What the exercise asks:
Scan the material that follows. Copy every line containing the word "High".

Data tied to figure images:
-- Start --
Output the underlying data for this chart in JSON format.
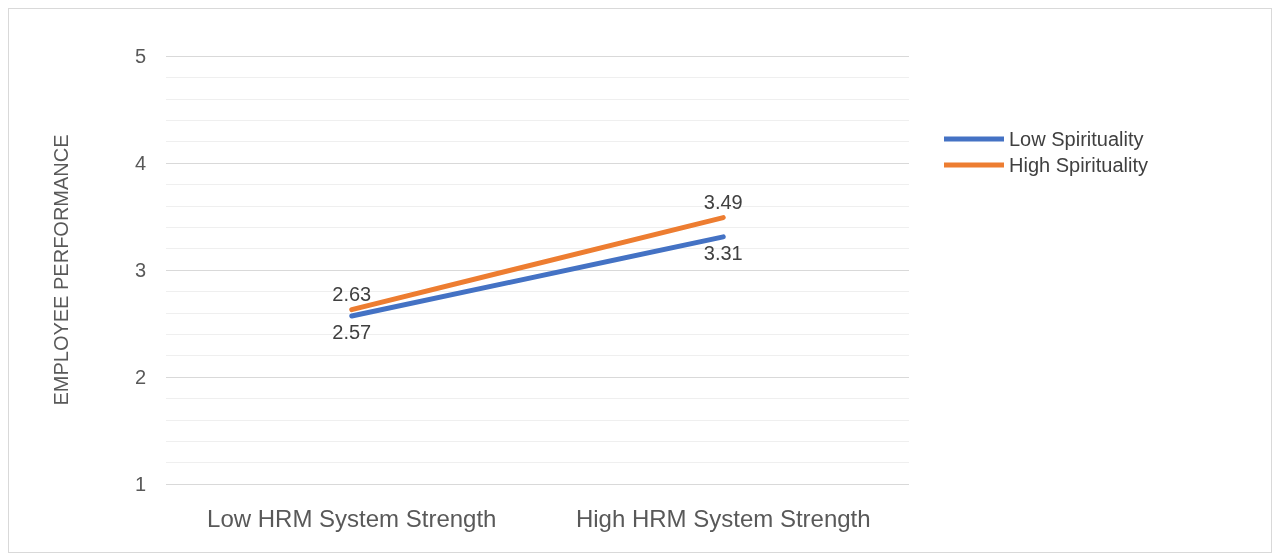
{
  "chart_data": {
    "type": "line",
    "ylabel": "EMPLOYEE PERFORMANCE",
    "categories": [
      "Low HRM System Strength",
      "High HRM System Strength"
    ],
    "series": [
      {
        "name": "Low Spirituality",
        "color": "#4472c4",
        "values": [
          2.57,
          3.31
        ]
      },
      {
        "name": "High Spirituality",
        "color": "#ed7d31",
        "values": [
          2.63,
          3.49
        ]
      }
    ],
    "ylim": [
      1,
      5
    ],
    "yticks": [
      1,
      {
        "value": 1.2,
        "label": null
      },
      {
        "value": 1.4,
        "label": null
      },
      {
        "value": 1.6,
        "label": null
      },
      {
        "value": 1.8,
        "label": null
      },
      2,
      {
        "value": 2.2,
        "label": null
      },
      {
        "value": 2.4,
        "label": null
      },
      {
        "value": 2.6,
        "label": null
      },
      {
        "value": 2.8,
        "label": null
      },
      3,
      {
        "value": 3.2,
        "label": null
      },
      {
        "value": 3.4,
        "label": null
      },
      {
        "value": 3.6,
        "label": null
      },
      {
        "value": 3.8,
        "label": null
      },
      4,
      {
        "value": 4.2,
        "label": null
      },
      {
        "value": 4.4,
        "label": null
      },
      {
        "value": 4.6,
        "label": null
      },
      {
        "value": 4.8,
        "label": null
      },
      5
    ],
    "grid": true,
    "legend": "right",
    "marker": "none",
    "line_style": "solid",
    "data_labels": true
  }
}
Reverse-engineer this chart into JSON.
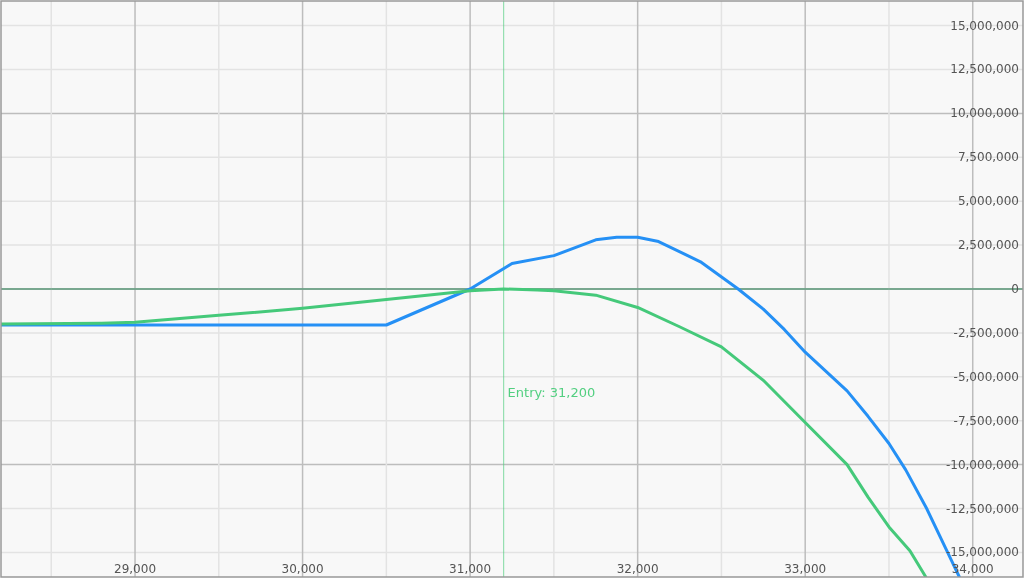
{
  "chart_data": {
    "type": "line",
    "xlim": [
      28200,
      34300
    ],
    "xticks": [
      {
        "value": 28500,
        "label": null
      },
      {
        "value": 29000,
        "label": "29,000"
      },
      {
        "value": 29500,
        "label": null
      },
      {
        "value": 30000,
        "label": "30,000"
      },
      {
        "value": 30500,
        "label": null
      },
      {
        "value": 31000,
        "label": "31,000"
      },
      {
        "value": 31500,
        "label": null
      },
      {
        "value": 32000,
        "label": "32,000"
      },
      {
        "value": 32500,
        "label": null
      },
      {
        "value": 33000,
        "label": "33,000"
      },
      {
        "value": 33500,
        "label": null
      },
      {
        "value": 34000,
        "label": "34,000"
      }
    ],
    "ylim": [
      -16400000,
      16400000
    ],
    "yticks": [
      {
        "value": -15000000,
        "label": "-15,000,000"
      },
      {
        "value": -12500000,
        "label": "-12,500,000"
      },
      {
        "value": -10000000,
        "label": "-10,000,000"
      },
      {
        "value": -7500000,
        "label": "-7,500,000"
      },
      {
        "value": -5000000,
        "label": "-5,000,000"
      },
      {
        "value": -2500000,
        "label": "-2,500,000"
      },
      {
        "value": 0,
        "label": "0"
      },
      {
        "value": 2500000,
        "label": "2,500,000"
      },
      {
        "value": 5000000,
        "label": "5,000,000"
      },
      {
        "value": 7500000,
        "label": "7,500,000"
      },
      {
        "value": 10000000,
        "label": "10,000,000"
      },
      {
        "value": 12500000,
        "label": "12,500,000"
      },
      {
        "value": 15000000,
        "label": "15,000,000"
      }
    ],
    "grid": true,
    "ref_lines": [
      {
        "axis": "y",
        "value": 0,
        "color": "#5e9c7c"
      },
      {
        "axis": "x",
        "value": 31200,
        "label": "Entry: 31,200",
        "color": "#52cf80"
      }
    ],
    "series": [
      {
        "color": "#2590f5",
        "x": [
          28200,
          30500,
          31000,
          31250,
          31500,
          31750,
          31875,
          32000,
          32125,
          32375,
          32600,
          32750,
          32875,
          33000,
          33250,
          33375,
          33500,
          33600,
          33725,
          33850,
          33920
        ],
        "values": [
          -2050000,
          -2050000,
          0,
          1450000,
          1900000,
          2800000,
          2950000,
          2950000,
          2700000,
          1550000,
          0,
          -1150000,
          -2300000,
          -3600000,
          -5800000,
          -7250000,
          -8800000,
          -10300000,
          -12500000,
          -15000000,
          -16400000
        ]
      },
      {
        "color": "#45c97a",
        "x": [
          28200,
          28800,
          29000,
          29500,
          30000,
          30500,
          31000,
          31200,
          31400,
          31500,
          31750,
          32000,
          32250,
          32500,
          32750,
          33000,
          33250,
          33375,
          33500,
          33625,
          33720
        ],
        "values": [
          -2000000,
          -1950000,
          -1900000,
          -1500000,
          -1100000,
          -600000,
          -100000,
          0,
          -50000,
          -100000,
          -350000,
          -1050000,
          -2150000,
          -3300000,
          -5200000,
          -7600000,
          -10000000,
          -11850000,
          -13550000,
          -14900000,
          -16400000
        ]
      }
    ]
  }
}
-- End --
Complete output:
      "High HRM System Strength"
        "name": "High Spirituality",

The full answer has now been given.